→ Work to be completed:
Return all the data below as it stands, minus the pictures.

→ Given data:
"""

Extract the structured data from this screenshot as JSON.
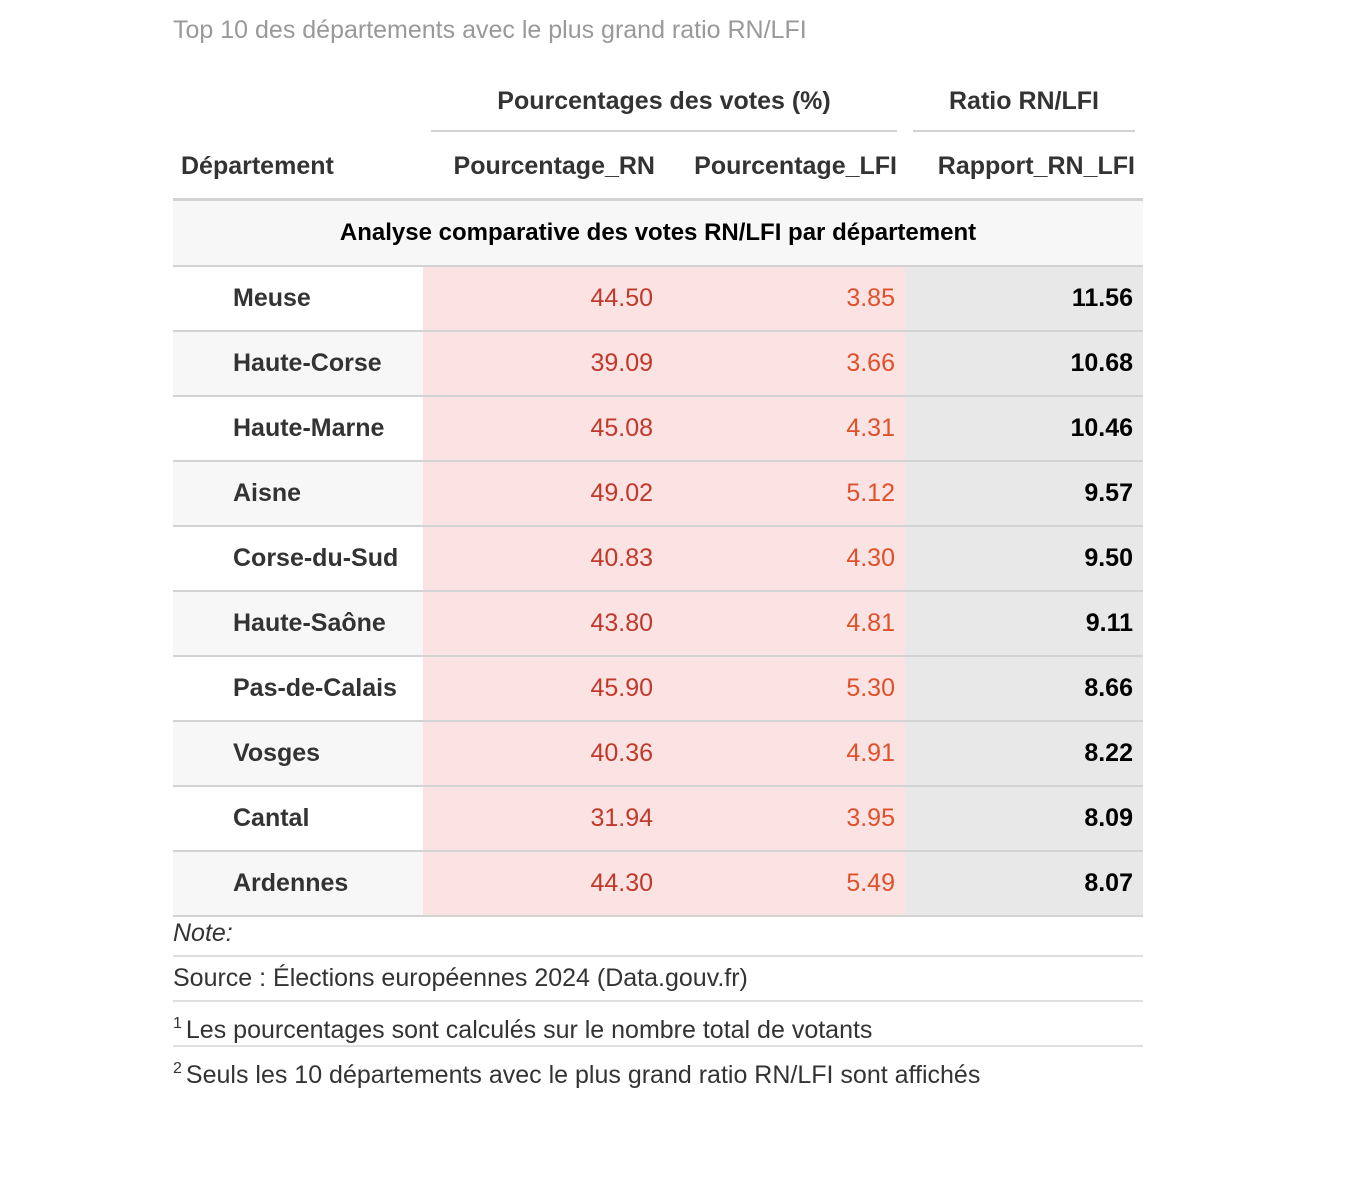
{
  "title": "Top 10 des départements avec le plus grand ratio RN/LFI",
  "table": {
    "spanners": [
      "Pourcentages des votes (%)",
      "Ratio RN/LFI"
    ],
    "columns": [
      "Département",
      "Pourcentage_RN",
      "Pourcentage_LFI",
      "Rapport_RN_LFI"
    ],
    "group": "Analyse comparative des votes RN/LFI par département",
    "rows": [
      [
        "Meuse",
        "44.50",
        "3.85",
        "11.56"
      ],
      [
        "Haute-Corse",
        "39.09",
        "3.66",
        "10.68"
      ],
      [
        "Haute-Marne",
        "45.08",
        "4.31",
        "10.46"
      ],
      [
        "Aisne",
        "49.02",
        "5.12",
        "9.57"
      ],
      [
        "Corse-du-Sud",
        "40.83",
        "4.30",
        "9.50"
      ],
      [
        "Haute-Saône",
        "43.80",
        "4.81",
        "9.11"
      ],
      [
        "Pas-de-Calais",
        "45.90",
        "5.30",
        "8.66"
      ],
      [
        "Vosges",
        "40.36",
        "4.91",
        "8.22"
      ],
      [
        "Cantal",
        "31.94",
        "3.95",
        "8.09"
      ],
      [
        "Ardennes",
        "44.30",
        "5.49",
        "8.07"
      ]
    ]
  },
  "footer": {
    "note": "Note:",
    "source": "Source : Élections européennes 2024 (Data.gouv.fr)",
    "footnotes": [
      {
        "mark": "1",
        "text": "Les pourcentages sont calculés sur le nombre total de votants"
      },
      {
        "mark": "2",
        "text": "Seuls les 10 départements avec le plus grand ratio RN/LFI sont affichés"
      }
    ]
  }
}
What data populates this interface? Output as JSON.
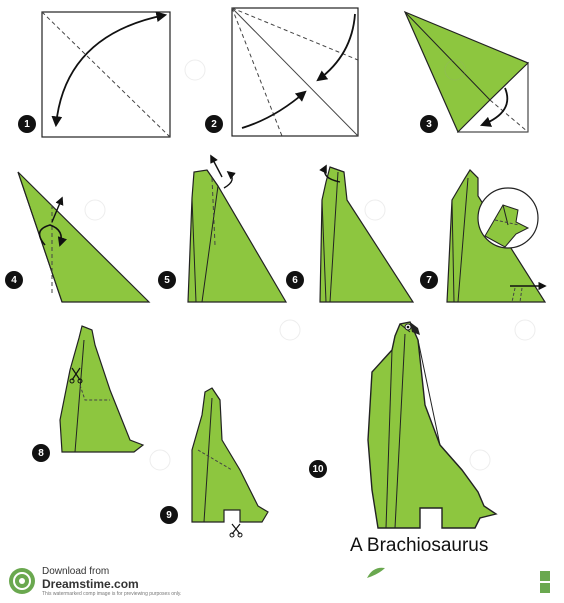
{
  "steps": [
    {
      "number": "1"
    },
    {
      "number": "2"
    },
    {
      "number": "3"
    },
    {
      "number": "4"
    },
    {
      "number": "5"
    },
    {
      "number": "6"
    },
    {
      "number": "7"
    },
    {
      "number": "8"
    },
    {
      "number": "9"
    },
    {
      "number": "10"
    }
  ],
  "caption": "A Brachiosaurus",
  "footer": {
    "line1": "Download from",
    "line2": "Dreamstime.com",
    "line3": "This watermarked comp image is for previewing purposes only."
  },
  "colors": {
    "paper_green": "#8dc63f",
    "paper_light": "#a8d65a",
    "line": "#222222",
    "dash": "#444444",
    "step_badge": "#111111"
  },
  "icons": [
    "curved-arrow-icon",
    "scissors-icon",
    "eye-icon",
    "dreamstime-logo-icon"
  ]
}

"""

→ Solution below:
Extract the structured data from this screenshot as JSON.
{
  "title": "Top 10 des départements avec le plus grand ratio RN/LFI",
  "table": {
    "spanners": [
      "Pourcentages des votes (%)",
      "Ratio RN/LFI"
    ],
    "columns": [
      "Département",
      "Pourcentage_RN",
      "Pourcentage_LFI",
      "Rapport_RN_LFI"
    ],
    "group": "Analyse comparative des votes RN/LFI par département",
    "rows": [
      [
        "Meuse",
        "44.50",
        "3.85",
        "11.56"
      ],
      [
        "Haute-Corse",
        "39.09",
        "3.66",
        "10.68"
      ],
      [
        "Haute-Marne",
        "45.08",
        "4.31",
        "10.46"
      ],
      [
        "Aisne",
        "49.02",
        "5.12",
        "9.57"
      ],
      [
        "Corse-du-Sud",
        "40.83",
        "4.30",
        "9.50"
      ],
      [
        "Haute-Saône",
        "43.80",
        "4.81",
        "9.11"
      ],
      [
        "Pas-de-Calais",
        "45.90",
        "5.30",
        "8.66"
      ],
      [
        "Vosges",
        "40.36",
        "4.91",
        "8.22"
      ],
      [
        "Cantal",
        "31.94",
        "3.95",
        "8.09"
      ],
      [
        "Ardennes",
        "44.30",
        "5.49",
        "8.07"
      ]
    ]
  },
  "footer": {
    "note": "Note:",
    "source": "Source : Élections européennes 2024 (Data.gouv.fr)",
    "footnotes": [
      {
        "mark": "1",
        "text": "Les pourcentages sont calculés sur le nombre total de votants"
      },
      {
        "mark": "2",
        "text": "Seuls les 10 départements avec le plus grand ratio RN/LFI sont affichés"
      }
    ]
  }
}
What data populates this interface? Output as JSON.
{
  "steps": [
    {
      "number": "1"
    },
    {
      "number": "2"
    },
    {
      "number": "3"
    },
    {
      "number": "4"
    },
    {
      "number": "5"
    },
    {
      "number": "6"
    },
    {
      "number": "7"
    },
    {
      "number": "8"
    },
    {
      "number": "9"
    },
    {
      "number": "10"
    }
  ],
  "caption": "A Brachiosaurus",
  "footer": {
    "line1": "Download from",
    "line2": "Dreamstime.com",
    "line3": "This watermarked comp image is for previewing purposes only."
  },
  "colors": {
    "paper_green": "#8dc63f",
    "paper_light": "#a8d65a",
    "line": "#222222",
    "dash": "#444444",
    "step_badge": "#111111"
  },
  "icons": [
    "curved-arrow-icon",
    "scissors-icon",
    "eye-icon",
    "dreamstime-logo-icon"
  ]
}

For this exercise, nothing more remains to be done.